### Task objective
Copy each line in the data that includes the word "close".

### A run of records
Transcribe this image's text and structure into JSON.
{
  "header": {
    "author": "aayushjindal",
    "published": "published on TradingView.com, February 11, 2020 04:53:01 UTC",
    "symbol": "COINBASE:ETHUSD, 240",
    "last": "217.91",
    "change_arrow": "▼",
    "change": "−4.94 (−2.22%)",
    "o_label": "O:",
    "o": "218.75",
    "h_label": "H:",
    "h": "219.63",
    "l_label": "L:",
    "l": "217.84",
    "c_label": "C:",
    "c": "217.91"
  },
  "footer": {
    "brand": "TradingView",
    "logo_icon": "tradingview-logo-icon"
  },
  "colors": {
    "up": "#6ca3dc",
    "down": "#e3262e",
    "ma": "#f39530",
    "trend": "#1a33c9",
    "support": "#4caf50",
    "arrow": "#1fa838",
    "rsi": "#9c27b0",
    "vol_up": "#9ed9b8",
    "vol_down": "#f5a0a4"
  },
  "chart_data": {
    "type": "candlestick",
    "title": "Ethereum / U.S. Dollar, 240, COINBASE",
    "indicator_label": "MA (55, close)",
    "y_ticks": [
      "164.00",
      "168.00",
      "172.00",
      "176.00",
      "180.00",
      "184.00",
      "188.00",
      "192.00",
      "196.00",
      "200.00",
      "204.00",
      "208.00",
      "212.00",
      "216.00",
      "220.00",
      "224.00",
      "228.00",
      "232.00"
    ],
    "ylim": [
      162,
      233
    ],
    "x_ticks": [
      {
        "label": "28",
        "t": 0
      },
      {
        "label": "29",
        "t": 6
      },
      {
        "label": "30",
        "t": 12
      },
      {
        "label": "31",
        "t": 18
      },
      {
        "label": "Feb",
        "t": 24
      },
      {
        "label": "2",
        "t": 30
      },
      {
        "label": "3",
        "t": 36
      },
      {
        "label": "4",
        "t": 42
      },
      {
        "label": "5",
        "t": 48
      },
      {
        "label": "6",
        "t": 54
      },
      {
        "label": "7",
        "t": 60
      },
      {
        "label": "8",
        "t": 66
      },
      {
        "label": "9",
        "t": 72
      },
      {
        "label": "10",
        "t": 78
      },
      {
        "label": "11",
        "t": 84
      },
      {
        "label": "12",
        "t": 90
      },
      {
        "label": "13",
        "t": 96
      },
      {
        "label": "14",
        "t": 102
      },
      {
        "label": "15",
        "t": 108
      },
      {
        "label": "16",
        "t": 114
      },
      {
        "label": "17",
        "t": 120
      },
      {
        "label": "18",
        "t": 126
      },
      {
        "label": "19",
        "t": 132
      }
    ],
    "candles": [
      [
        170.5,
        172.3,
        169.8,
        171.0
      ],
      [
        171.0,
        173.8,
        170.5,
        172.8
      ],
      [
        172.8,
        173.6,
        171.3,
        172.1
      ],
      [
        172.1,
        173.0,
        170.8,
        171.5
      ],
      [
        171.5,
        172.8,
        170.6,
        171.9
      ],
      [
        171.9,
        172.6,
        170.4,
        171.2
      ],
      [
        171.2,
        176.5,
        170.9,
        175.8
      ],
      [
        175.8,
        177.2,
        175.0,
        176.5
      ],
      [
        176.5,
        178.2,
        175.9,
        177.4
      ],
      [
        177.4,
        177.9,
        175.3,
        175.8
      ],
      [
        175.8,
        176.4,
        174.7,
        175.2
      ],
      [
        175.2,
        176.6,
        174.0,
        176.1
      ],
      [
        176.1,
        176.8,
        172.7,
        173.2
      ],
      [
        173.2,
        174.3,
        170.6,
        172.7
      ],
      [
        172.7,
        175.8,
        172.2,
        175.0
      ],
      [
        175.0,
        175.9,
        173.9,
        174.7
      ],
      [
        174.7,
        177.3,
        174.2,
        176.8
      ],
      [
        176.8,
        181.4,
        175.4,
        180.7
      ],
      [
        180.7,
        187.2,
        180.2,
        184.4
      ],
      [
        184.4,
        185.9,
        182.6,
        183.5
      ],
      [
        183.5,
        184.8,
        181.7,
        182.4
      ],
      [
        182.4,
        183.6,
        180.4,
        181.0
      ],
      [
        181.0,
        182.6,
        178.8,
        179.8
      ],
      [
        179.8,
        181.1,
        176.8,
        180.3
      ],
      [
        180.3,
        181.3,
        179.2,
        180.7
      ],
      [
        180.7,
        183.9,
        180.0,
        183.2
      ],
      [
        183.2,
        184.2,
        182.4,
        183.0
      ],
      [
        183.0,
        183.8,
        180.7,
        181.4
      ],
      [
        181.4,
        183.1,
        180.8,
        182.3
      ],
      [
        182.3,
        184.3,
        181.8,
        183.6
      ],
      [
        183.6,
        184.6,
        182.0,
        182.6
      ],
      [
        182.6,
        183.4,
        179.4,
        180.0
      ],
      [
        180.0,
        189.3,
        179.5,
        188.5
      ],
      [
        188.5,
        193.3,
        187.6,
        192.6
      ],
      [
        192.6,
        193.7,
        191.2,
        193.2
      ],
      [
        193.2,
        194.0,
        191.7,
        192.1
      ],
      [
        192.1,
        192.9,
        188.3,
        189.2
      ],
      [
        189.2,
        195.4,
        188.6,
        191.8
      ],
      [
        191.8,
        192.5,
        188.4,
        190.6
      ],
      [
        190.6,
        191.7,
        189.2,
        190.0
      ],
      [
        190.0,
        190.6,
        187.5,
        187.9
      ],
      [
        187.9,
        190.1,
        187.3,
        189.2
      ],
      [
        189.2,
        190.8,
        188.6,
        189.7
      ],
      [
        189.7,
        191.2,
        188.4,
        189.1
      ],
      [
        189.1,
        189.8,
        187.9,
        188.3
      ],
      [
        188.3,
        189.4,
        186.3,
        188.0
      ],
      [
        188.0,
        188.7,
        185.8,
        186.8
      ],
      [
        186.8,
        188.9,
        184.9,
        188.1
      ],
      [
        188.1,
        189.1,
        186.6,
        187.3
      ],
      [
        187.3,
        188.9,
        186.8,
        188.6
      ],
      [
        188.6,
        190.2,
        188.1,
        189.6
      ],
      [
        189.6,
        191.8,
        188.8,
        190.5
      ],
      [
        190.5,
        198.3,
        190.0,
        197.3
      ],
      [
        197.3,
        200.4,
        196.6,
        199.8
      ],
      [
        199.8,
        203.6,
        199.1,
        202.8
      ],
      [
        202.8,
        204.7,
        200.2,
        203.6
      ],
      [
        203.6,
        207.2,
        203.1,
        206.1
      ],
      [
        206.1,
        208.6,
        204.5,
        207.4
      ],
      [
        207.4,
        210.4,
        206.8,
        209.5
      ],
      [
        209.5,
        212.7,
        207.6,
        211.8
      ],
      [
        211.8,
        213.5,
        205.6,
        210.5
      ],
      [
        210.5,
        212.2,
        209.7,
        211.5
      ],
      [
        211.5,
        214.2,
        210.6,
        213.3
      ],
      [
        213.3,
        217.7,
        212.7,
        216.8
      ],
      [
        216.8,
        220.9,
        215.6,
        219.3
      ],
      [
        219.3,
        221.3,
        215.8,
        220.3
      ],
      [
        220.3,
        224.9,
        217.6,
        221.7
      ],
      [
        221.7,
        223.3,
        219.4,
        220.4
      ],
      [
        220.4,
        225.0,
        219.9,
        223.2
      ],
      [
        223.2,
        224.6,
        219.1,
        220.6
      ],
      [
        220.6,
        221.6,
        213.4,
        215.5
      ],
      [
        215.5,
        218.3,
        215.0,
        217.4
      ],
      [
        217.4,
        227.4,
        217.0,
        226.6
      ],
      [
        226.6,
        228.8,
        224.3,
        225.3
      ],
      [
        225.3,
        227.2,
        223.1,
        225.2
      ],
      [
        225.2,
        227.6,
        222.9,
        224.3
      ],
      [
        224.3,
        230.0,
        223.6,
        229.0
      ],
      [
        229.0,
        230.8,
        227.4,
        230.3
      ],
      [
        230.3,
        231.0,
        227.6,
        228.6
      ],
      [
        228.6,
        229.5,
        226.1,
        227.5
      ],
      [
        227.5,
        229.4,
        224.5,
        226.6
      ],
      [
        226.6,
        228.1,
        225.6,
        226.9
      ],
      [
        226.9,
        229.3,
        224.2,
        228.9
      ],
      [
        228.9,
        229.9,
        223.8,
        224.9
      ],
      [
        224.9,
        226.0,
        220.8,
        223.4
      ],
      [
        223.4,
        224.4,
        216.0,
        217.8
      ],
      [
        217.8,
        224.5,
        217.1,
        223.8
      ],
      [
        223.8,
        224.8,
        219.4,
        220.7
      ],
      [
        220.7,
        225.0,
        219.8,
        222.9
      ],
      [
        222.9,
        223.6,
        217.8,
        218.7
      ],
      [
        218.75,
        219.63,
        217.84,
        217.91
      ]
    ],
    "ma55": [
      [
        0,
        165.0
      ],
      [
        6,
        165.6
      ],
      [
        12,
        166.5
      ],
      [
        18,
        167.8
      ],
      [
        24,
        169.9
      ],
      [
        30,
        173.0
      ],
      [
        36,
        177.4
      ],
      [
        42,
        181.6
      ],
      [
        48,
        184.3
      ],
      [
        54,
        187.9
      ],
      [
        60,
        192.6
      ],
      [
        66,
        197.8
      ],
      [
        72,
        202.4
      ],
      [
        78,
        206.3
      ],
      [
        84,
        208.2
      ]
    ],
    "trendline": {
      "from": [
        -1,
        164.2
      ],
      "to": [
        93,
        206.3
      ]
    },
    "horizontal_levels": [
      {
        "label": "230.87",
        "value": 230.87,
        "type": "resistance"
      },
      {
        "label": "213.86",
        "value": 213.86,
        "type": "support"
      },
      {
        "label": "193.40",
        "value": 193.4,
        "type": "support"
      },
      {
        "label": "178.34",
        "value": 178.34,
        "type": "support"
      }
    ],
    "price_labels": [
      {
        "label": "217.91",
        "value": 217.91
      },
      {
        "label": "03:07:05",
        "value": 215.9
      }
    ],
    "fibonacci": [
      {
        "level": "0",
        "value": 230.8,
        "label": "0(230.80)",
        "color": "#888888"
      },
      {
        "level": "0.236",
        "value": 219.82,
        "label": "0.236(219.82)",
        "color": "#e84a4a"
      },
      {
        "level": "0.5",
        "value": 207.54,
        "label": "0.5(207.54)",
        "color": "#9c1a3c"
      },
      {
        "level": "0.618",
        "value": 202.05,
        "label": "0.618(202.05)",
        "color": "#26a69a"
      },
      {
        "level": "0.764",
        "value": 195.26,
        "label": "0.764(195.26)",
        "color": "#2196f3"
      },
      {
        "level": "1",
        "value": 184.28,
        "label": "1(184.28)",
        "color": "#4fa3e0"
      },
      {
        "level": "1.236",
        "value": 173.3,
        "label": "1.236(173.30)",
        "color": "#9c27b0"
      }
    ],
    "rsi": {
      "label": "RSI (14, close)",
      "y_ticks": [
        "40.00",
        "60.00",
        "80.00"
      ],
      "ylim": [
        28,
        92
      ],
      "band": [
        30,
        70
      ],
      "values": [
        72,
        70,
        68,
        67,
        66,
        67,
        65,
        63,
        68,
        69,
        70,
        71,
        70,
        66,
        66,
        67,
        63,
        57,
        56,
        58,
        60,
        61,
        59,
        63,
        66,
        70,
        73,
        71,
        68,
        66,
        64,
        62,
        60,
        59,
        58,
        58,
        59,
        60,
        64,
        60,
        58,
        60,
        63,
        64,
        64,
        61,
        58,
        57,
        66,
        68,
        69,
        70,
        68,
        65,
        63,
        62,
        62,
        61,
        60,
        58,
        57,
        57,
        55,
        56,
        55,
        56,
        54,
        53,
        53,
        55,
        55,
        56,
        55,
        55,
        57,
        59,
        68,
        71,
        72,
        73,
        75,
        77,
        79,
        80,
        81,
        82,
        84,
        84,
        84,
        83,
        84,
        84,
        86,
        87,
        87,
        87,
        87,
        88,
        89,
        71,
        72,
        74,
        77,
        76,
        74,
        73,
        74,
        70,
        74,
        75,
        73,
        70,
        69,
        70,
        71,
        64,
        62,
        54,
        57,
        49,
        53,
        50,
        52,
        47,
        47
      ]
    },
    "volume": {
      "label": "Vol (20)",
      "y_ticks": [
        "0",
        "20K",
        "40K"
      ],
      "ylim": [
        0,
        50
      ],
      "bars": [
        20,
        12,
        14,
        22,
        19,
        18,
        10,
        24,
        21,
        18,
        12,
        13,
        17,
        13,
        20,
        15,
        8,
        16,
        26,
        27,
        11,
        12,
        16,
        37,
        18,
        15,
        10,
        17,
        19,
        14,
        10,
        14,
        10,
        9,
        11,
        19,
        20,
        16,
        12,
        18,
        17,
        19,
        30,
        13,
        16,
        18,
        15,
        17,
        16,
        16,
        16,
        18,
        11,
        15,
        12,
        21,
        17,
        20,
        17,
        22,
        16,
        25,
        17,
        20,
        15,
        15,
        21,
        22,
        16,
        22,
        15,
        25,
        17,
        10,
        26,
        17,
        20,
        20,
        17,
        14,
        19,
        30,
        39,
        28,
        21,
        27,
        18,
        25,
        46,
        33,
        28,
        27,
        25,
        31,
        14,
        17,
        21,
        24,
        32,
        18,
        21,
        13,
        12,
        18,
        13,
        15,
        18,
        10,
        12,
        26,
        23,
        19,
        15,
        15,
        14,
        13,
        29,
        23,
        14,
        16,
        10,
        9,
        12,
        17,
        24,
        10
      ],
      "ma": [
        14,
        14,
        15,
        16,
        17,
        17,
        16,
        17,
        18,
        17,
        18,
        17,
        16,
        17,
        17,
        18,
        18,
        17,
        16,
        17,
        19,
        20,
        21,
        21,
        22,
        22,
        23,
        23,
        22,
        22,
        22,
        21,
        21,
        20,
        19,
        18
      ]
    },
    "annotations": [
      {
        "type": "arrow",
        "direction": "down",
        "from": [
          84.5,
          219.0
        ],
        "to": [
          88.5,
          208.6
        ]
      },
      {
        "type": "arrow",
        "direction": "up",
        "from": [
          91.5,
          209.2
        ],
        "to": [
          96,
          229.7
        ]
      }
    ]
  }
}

### Right answer
    "indicator_label": "MA (55, close)",
      "label": "RSI (14, close)",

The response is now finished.